**REQUEST:** Copy out every line that contains "must".

**DATA SUPPLIED:**

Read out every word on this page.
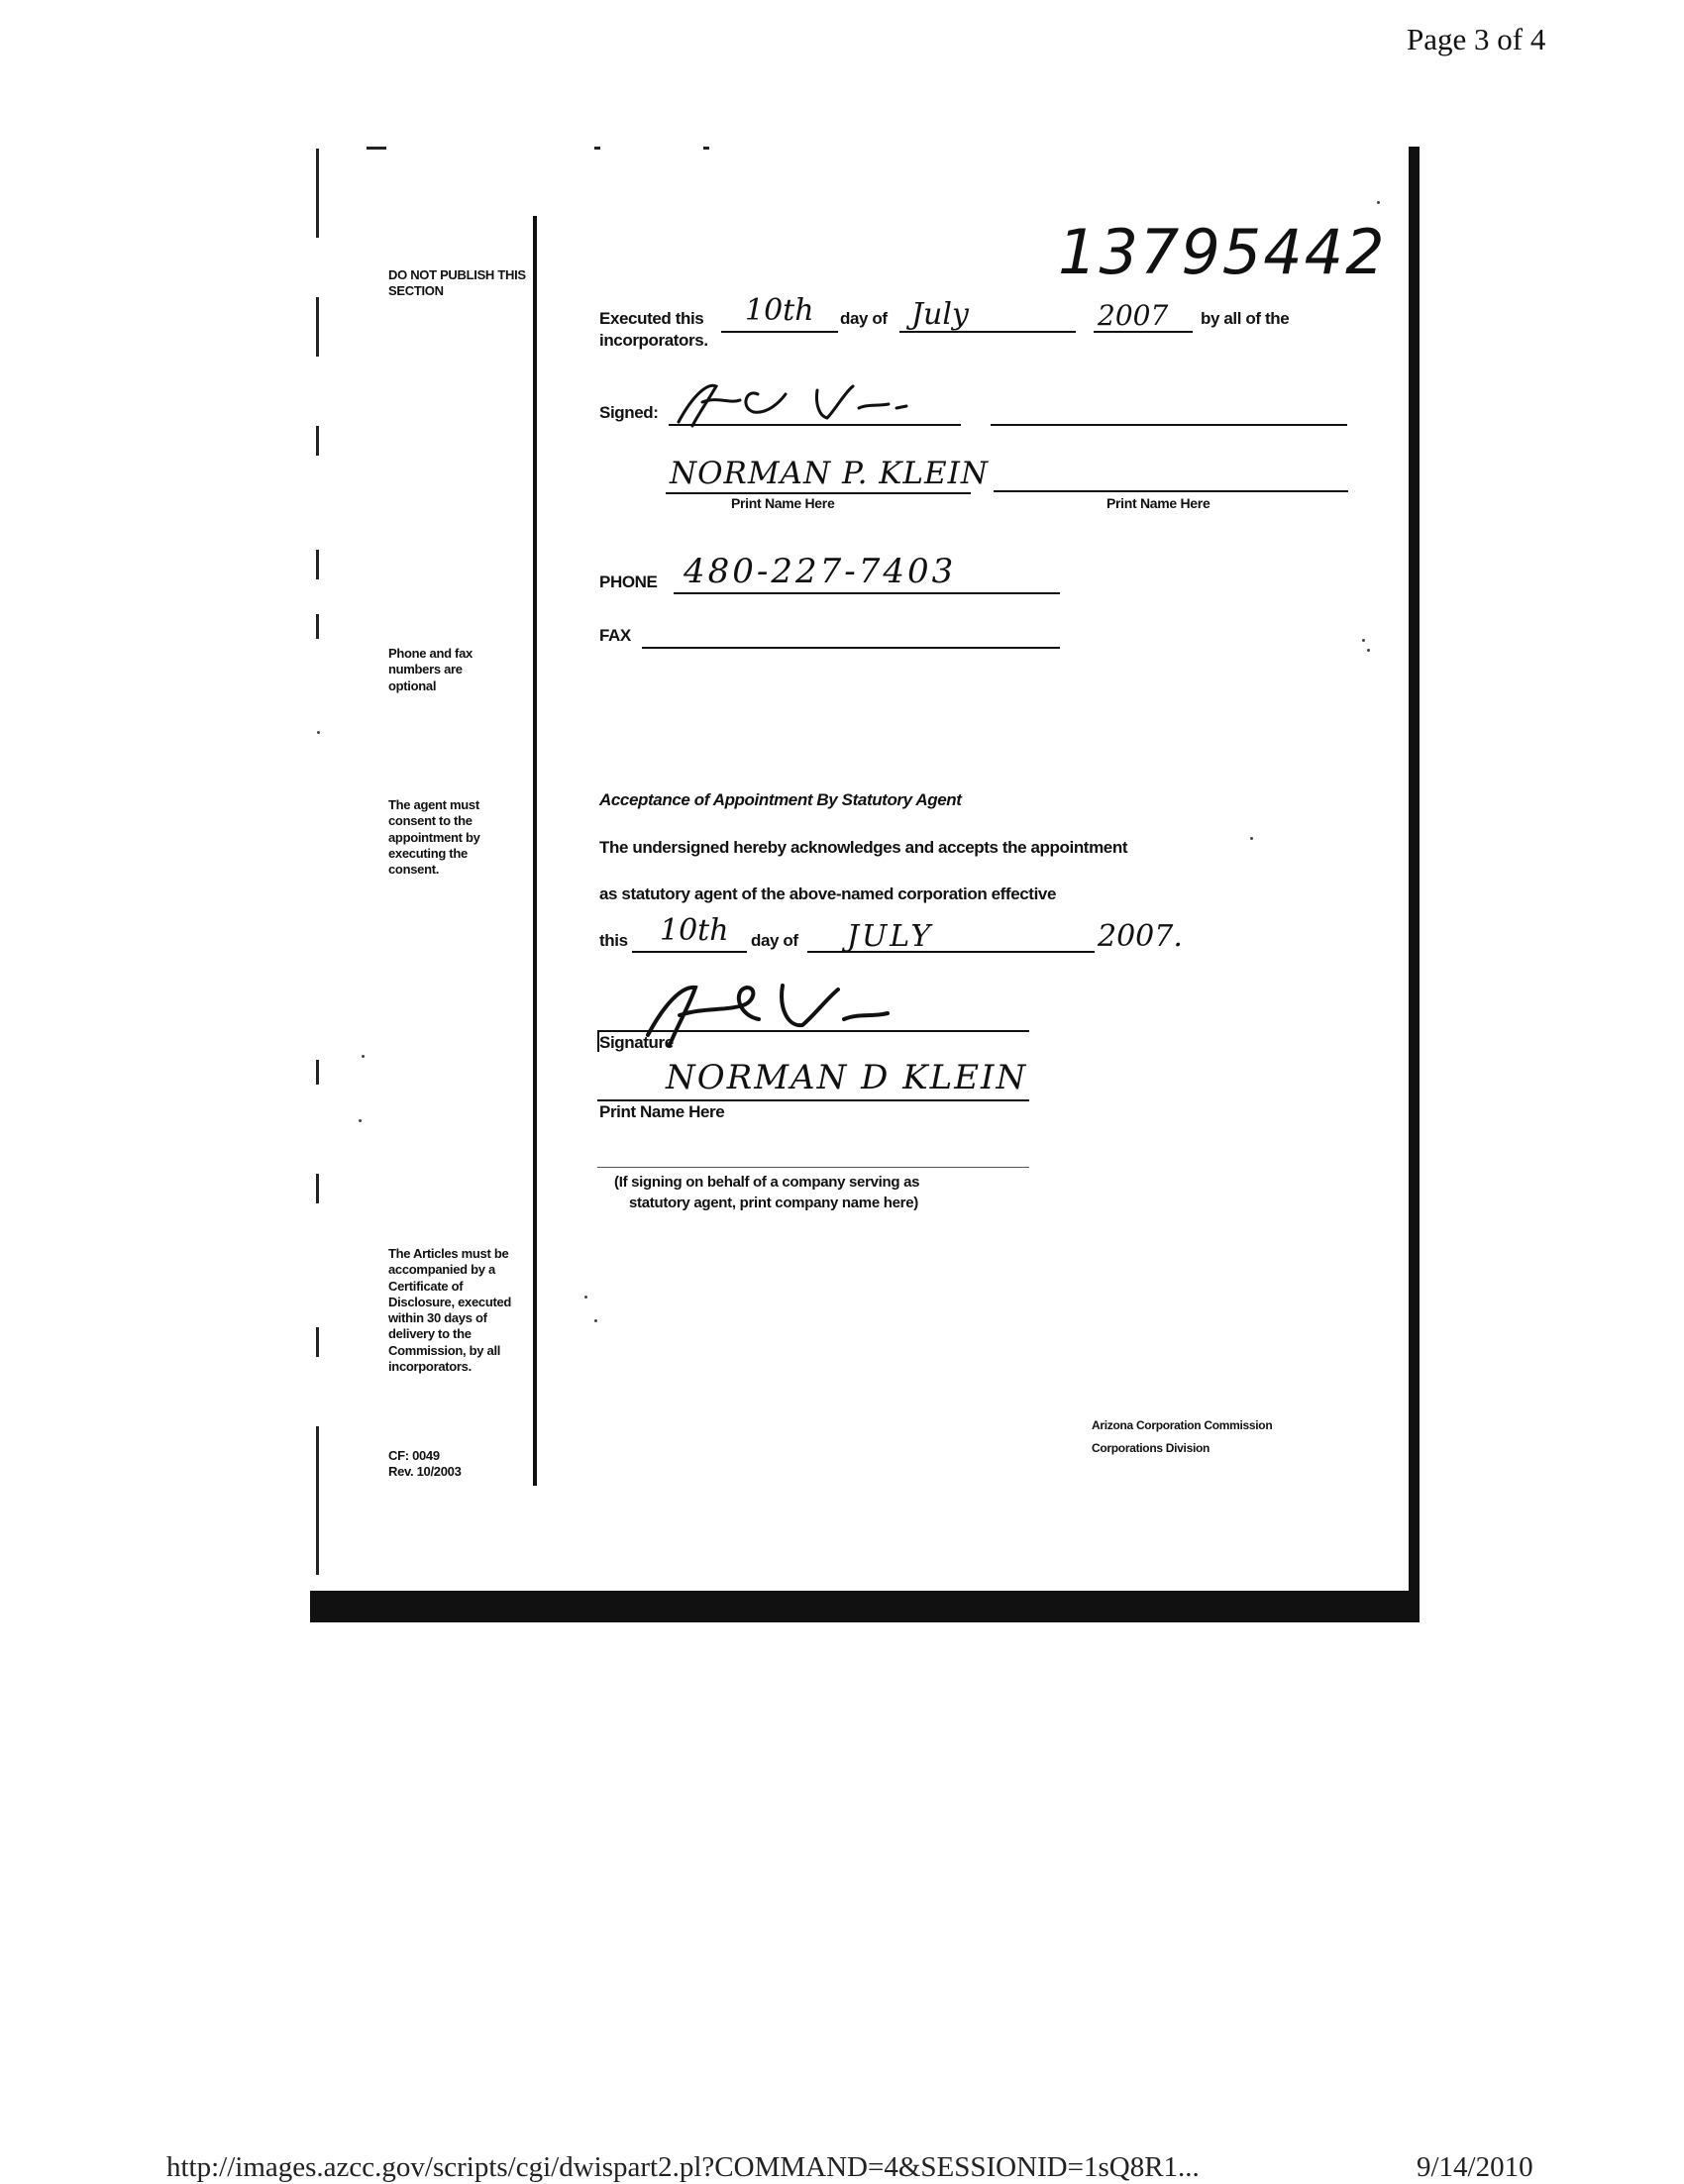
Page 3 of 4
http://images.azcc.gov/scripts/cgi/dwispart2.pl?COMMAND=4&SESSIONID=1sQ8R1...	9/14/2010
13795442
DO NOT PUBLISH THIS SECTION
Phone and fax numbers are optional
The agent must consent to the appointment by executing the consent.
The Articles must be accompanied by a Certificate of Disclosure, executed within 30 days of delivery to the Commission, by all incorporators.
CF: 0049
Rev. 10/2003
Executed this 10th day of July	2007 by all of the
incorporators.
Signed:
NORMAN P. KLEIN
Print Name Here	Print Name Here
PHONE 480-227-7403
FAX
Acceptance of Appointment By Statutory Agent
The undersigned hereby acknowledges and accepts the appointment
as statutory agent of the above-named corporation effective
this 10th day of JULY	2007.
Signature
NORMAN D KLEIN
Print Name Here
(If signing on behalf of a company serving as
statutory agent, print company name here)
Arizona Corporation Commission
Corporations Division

---

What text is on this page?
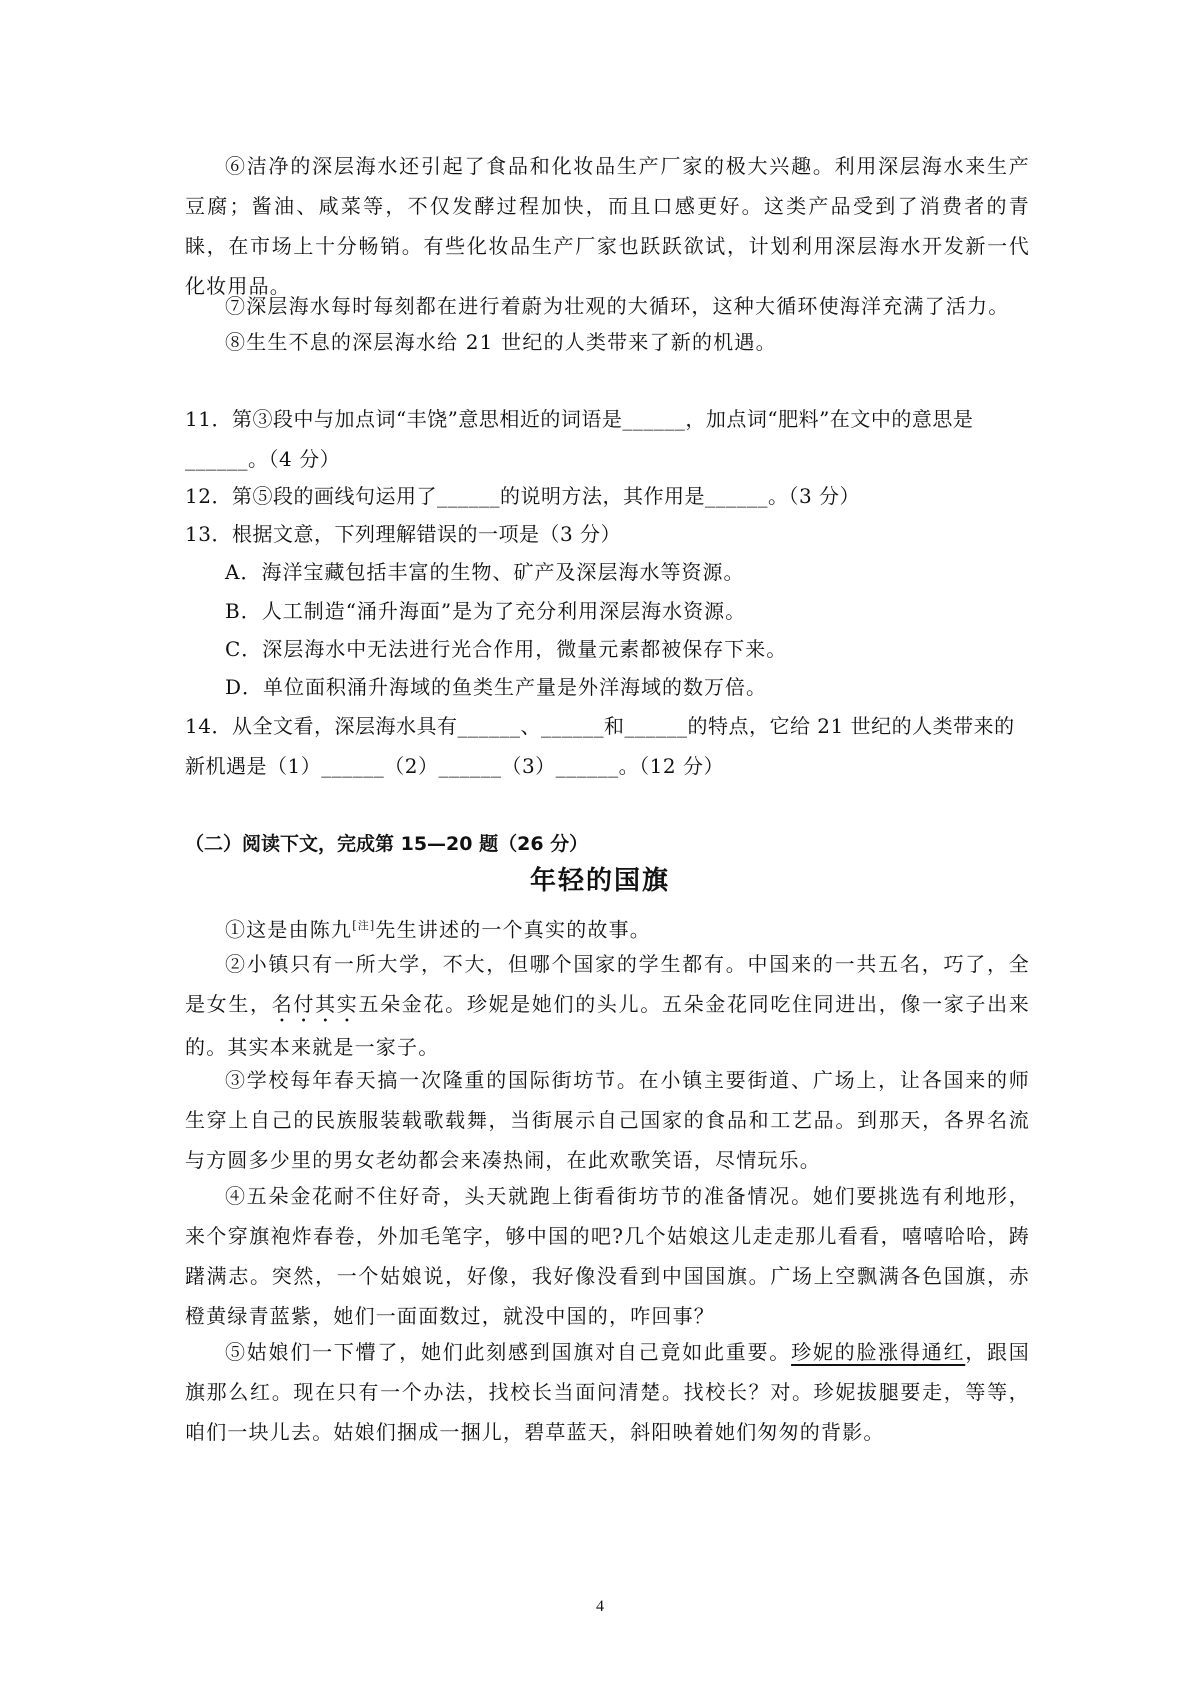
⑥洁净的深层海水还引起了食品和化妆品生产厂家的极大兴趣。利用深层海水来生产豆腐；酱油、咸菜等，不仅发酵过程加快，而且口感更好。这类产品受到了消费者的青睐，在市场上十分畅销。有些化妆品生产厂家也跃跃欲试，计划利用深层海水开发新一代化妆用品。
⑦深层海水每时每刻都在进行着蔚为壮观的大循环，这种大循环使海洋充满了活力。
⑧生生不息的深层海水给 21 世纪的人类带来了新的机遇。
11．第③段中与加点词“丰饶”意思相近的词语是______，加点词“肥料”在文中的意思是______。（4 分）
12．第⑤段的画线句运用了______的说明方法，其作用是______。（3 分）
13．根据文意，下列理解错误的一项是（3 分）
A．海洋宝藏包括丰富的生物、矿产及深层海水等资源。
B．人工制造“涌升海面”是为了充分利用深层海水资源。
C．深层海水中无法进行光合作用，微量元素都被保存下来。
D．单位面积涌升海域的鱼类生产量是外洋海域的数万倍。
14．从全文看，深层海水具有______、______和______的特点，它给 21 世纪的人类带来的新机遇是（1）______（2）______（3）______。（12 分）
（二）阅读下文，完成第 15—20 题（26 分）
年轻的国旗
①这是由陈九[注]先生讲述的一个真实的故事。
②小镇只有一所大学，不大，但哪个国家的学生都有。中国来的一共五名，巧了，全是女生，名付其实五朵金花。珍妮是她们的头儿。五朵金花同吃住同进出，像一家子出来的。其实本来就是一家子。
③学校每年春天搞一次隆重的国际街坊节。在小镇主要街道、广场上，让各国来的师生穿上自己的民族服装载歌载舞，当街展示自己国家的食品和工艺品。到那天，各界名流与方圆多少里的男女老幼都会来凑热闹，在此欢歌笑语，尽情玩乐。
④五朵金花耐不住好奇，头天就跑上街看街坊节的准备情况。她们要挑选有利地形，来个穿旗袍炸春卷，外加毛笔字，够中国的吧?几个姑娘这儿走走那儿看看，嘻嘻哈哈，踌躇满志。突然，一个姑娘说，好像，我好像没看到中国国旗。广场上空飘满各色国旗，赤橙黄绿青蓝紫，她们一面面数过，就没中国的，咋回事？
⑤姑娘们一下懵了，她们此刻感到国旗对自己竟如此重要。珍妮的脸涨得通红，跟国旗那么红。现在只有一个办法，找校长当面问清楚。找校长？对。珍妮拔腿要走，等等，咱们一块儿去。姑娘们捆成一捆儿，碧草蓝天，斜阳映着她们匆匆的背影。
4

**RESPONSE BELOW:**
The agent must consent to the appointment by executing the consent.
The Articles must be accompanied by a Certificate of Disclosure, executed within 30 days of delivery to the Commission, by all incorporators.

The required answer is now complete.